* [MATERIAL SUPPLIED]:
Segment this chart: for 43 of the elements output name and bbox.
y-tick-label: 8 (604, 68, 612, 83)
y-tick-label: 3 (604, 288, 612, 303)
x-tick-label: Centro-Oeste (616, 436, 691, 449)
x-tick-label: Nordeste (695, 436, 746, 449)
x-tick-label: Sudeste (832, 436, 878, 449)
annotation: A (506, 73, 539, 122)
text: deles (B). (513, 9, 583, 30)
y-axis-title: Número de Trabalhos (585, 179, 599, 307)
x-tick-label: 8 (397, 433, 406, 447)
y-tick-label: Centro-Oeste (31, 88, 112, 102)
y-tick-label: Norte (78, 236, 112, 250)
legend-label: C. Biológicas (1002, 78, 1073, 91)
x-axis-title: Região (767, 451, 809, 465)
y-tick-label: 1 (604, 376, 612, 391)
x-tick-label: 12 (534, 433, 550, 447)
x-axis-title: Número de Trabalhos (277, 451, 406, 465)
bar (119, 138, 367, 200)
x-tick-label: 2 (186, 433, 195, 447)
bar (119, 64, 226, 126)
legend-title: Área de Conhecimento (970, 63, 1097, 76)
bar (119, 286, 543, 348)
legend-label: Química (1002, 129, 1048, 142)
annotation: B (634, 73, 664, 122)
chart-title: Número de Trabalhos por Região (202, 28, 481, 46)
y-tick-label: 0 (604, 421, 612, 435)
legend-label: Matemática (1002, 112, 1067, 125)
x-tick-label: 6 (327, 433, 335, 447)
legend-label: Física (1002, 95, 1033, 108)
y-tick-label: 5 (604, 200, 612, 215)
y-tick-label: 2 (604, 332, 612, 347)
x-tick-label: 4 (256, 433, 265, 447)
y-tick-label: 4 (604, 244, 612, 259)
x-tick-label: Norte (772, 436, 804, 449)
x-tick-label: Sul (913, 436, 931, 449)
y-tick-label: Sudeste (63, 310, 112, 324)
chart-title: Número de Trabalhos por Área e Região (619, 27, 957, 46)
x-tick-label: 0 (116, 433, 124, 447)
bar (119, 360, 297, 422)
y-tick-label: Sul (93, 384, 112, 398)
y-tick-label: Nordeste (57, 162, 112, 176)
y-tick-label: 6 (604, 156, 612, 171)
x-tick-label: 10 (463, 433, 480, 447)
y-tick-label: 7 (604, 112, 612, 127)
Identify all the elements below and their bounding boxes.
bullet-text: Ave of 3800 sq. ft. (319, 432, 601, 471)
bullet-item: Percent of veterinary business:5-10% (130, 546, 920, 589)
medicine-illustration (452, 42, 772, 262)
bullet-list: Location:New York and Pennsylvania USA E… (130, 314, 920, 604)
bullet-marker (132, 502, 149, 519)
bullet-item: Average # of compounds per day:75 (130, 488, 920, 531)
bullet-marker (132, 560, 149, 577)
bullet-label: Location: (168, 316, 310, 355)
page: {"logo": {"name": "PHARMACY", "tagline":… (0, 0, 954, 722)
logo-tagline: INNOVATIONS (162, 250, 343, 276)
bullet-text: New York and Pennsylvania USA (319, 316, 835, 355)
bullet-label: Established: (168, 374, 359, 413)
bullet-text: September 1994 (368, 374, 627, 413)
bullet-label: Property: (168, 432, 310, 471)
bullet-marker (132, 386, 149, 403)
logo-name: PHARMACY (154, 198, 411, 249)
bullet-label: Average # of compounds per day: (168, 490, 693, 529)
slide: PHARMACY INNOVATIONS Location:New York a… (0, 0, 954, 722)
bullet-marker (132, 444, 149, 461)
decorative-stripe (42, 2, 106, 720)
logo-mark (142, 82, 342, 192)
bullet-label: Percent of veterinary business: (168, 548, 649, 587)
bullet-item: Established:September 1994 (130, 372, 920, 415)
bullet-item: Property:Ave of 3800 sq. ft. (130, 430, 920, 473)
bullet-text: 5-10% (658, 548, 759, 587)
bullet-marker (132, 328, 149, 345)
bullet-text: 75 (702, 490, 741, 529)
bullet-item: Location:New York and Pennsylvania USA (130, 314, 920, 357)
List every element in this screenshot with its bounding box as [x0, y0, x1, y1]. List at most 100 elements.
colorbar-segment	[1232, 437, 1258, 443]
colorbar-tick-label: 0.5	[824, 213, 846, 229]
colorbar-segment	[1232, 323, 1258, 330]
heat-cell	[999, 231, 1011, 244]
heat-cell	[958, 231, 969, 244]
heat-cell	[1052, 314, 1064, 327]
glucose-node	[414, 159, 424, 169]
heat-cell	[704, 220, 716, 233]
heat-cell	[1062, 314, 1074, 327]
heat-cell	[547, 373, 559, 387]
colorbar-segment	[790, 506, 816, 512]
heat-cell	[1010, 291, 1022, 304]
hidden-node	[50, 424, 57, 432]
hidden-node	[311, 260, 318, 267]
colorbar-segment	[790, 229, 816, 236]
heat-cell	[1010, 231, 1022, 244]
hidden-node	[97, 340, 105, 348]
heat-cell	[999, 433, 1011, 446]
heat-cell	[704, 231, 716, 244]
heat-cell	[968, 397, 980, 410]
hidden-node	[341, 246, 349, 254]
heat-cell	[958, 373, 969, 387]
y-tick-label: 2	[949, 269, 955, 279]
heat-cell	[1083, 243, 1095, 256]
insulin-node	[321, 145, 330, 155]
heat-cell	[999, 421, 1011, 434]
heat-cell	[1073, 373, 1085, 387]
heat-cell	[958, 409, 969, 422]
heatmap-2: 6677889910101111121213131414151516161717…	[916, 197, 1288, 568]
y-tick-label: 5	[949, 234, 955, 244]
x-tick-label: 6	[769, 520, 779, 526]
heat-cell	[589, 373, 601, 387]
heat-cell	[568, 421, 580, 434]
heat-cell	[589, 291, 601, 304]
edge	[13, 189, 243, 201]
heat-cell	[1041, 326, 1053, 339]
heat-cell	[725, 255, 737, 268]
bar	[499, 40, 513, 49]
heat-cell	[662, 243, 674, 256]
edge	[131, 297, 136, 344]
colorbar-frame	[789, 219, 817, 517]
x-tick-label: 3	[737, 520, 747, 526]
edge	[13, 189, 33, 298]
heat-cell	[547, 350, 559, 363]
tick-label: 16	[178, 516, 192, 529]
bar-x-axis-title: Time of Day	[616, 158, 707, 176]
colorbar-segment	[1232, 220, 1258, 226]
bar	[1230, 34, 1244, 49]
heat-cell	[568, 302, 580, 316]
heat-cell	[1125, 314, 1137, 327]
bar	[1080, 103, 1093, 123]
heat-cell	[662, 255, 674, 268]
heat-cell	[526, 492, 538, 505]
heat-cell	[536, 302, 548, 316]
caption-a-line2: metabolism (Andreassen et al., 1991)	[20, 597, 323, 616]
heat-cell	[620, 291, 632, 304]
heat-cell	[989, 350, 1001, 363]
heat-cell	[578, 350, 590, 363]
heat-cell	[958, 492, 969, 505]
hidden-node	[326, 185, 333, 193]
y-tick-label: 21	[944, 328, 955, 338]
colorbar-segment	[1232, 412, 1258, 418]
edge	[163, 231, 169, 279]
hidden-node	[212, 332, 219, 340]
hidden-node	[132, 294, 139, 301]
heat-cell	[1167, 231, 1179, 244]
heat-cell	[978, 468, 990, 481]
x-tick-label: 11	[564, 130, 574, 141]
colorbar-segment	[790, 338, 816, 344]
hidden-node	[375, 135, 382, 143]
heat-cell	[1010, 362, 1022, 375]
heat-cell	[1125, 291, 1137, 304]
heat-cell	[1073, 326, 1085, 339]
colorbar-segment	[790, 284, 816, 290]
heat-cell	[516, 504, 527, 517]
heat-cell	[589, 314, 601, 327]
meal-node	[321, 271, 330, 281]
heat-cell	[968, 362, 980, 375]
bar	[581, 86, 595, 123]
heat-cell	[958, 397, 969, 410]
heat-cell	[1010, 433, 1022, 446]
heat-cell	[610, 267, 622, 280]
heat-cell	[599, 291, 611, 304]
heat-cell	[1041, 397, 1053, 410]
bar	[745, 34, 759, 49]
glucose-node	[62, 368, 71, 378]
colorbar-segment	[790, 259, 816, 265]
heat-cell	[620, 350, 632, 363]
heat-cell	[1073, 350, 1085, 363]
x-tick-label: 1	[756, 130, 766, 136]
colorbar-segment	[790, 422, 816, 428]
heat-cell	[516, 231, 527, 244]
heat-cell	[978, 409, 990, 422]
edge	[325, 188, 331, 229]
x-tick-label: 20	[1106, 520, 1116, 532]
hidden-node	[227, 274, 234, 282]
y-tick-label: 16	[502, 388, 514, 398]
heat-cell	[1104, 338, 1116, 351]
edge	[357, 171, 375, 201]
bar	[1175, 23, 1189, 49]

* [SHORT PROBLEM]:
Reproduce the material word for word, from its first line down to the line containing "y-tick-label: 1 (604, 376, 612, 391)", including both of those lines.

* [EXERCISE RESULT]:
Segment this chart: for 43 of the elements output name and bbox.
y-tick-label: 8 (604, 68, 612, 83)
y-tick-label: 3 (604, 288, 612, 303)
x-tick-label: Centro-Oeste (616, 436, 691, 449)
x-tick-label: Nordeste (695, 436, 746, 449)
x-tick-label: Sudeste (832, 436, 878, 449)
annotation: A (506, 73, 539, 122)
text: deles (B). (513, 9, 583, 30)
y-axis-title: Número de Trabalhos (585, 179, 599, 307)
x-tick-label: 8 (397, 433, 406, 447)
y-tick-label: Centro-Oeste (31, 88, 112, 102)
y-tick-label: Norte (78, 236, 112, 250)
legend-label: C. Biológicas (1002, 78, 1073, 91)
x-axis-title: Região (767, 451, 809, 465)
y-tick-label: 1 (604, 376, 612, 391)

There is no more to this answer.